[Start of Data provided]
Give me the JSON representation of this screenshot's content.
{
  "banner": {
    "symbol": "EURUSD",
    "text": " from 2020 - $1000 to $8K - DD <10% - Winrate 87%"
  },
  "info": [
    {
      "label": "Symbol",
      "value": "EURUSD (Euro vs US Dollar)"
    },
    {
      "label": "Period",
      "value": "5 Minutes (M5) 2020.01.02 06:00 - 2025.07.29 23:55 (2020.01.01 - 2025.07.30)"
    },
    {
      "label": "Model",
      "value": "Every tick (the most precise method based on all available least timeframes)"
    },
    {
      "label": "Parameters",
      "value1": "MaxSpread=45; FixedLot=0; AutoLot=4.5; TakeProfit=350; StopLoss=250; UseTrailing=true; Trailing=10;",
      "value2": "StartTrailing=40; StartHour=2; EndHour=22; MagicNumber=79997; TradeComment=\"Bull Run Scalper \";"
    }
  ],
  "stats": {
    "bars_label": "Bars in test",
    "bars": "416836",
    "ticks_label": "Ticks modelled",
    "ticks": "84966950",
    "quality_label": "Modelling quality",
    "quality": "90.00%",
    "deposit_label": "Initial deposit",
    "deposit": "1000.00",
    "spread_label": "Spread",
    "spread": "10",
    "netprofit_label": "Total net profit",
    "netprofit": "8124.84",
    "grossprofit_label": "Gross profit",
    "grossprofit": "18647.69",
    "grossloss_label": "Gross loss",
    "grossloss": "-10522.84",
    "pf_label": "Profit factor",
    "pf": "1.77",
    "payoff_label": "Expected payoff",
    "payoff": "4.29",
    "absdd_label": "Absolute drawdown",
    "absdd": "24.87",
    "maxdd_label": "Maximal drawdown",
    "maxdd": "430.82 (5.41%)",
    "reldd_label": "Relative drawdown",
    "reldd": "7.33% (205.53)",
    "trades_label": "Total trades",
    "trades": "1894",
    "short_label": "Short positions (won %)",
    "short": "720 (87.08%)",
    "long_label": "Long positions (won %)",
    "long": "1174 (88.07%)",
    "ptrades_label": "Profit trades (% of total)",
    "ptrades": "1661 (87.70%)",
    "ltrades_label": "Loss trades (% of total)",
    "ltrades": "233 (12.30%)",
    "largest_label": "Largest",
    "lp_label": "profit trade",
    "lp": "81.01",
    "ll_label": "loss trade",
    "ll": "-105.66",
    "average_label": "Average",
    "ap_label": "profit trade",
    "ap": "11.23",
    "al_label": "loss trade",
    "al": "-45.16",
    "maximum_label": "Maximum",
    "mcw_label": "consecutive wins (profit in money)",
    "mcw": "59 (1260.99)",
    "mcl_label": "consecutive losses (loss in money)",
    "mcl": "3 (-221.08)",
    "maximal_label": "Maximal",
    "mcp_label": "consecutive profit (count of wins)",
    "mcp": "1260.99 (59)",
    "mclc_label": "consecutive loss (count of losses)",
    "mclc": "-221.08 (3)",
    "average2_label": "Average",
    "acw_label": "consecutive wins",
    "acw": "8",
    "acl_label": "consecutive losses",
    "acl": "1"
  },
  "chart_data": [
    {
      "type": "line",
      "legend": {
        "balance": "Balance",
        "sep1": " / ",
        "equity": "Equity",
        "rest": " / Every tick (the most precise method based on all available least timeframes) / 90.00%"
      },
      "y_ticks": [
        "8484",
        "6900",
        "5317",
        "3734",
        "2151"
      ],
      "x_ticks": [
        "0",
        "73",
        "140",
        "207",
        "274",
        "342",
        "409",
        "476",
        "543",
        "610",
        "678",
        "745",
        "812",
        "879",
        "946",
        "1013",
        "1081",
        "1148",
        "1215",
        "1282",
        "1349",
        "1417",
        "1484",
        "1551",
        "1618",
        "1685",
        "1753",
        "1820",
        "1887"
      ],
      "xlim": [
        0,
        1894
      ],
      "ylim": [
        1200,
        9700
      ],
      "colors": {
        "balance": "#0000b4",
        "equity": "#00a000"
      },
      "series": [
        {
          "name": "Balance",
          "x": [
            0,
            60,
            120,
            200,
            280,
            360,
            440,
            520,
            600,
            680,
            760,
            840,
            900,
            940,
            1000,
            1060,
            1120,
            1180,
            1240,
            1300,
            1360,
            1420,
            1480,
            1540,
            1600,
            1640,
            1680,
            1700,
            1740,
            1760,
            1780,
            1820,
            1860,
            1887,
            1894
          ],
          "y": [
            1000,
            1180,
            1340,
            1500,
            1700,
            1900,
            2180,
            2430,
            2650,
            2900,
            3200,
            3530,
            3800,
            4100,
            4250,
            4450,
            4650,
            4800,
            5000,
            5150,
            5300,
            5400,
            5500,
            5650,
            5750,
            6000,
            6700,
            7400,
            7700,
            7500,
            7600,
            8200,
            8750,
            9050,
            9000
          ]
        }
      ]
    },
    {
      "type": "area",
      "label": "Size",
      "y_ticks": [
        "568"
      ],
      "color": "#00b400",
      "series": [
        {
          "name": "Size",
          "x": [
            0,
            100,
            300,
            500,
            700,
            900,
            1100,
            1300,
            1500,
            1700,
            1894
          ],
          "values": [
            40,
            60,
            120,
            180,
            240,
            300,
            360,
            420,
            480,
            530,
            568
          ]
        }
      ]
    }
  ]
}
[End of Data provided]
## [Stated task]
From the first line to the last, please quote the material above exactly.

## [Task answer]
Give me the JSON representation of this screenshot's content.
{
  "banner": {
    "symbol": "EURUSD",
    "text": " from 2020 - $1000 to $8K - DD <10% - Winrate 87%"
  },
  "info": [
    {
      "label": "Symbol",
      "value": "EURUSD (Euro vs US Dollar)"
    },
    {
      "label": "Period",
      "value": "5 Minutes (M5) 2020.01.02 06:00 - 2025.07.29 23:55 (2020.01.01 - 2025.07.30)"
    },
    {
      "label": "Model",
      "value": "Every tick (the most precise method based on all available least timeframes)"
    },
    {
      "label": "Parameters",
      "value1": "MaxSpread=45; FixedLot=0; AutoLot=4.5; TakeProfit=350; StopLoss=250; UseTrailing=true; Trailing=10;",
      "value2": "StartTrailing=40; StartHour=2; EndHour=22; MagicNumber=79997; TradeComment=\"Bull Run Scalper \";"
    }
  ],
  "stats": {
    "bars_label": "Bars in test",
    "bars": "416836",
    "ticks_label": "Ticks modelled",
    "ticks": "84966950",
    "quality_label": "Modelling quality",
    "quality": "90.00%",
    "deposit_label": "Initial deposit",
    "deposit": "1000.00",
    "spread_label": "Spread",
    "spread": "10",
    "netprofit_label": "Total net profit",
    "netprofit": "8124.84",
    "grossprofit_label": "Gross profit",
    "grossprofit": "18647.69",
    "grossloss_label": "Gross loss",
    "grossloss": "-10522.84",
    "pf_label": "Profit factor",
    "pf": "1.77",
    "payoff_label": "Expected payoff",
    "payoff": "4.29",
    "absdd_label": "Absolute drawdown",
    "absdd": "24.87",
    "maxdd_label": "Maximal drawdown",
    "maxdd": "430.82 (5.41%)",
    "reldd_label": "Relative drawdown",
    "reldd": "7.33% (205.53)",
    "trades_label": "Total trades",
    "trades": "1894",
    "short_label": "Short positions (won %)",
    "short": "720 (87.08%)",
    "long_label": "Long positions (won %)",
    "long": "1174 (88.07%)",
    "ptrades_label": "Profit trades (% of total)",
    "ptrades": "1661 (87.70%)",
    "ltrades_label": "Loss trades (% of total)",
    "ltrades": "233 (12.30%)",
    "largest_label": "Largest",
    "lp_label": "profit trade",
    "lp": "81.01",
    "ll_label": "loss trade",
    "ll": "-105.66",
    "average_label": "Average",
    "ap_label": "profit trade",
    "ap": "11.23",
    "al_label": "loss trade",
    "al": "-45.16",
    "maximum_label": "Maximum",
    "mcw_label": "consecutive wins (profit in money)",
    "mcw": "59 (1260.99)",
    "mcl_label": "consecutive losses (loss in money)",
    "mcl": "3 (-221.08)",
    "maximal_label": "Maximal",
    "mcp_label": "consecutive profit (count of wins)",
    "mcp": "1260.99 (59)",
    "mclc_label": "consecutive loss (count of losses)",
    "mclc": "-221.08 (3)",
    "average2_label": "Average",
    "acw_label": "consecutive wins",
    "acw": "8",
    "acl_label": "consecutive losses",
    "acl": "1"
  },
  "chart_data": [
    {
      "type": "line",
      "legend": {
        "balance": "Balance",
        "sep1": " / ",
        "equity": "Equity",
        "rest": " / Every tick (the most precise method based on all available least timeframes) / 90.00%"
      },
      "y_ticks": [
        "8484",
        "6900",
        "5317",
        "3734",
        "2151"
      ],
      "x_ticks": [
        "0",
        "73",
        "140",
        "207",
        "274",
        "342",
        "409",
        "476",
        "543",
        "610",
        "678",
        "745",
        "812",
        "879",
        "946",
        "1013",
        "1081",
        "1148",
        "1215",
        "1282",
        "1349",
        "1417",
        "1484",
        "1551",
        "1618",
        "1685",
        "1753",
        "1820",
        "1887"
      ],
      "xlim": [
        0,
        1894
      ],
      "ylim": [
        1200,
        9700
      ],
      "colors": {
        "balance": "#0000b4",
        "equity": "#00a000"
      },
      "series": [
        {
          "name": "Balance",
          "x": [
            0,
            60,
            120,
            200,
            280,
            360,
            440,
            520,
            600,
            680,
            760,
            840,
            900,
            940,
            1000,
            1060,
            1120,
            1180,
            1240,
            1300,
            1360,
            1420,
            1480,
            1540,
            1600,
            1640,
            1680,
            1700,
            1740,
            1760,
            1780,
            1820,
            1860,
            1887,
            1894
          ],
          "y": [
            1000,
            1180,
            1340,
            1500,
            1700,
            1900,
            2180,
            2430,
            2650,
            2900,
            3200,
            3530,
            3800,
            4100,
            4250,
            4450,
            4650,
            4800,
            5000,
            5150,
            5300,
            5400,
            5500,
            5650,
            5750,
            6000,
            6700,
            7400,
            7700,
            7500,
            7600,
            8200,
            8750,
            9050,
            9000
          ]
        }
      ]
    },
    {
      "type": "area",
      "label": "Size",
      "y_ticks": [
        "568"
      ],
      "color": "#00b400",
      "series": [
        {
          "name": "Size",
          "x": [
            0,
            100,
            300,
            500,
            700,
            900,
            1100,
            1300,
            1500,
            1700,
            1894
          ],
          "values": [
            40,
            60,
            120,
            180,
            240,
            300,
            360,
            420,
            480,
            530,
            568
          ]
        }
      ]
    }
  ]
}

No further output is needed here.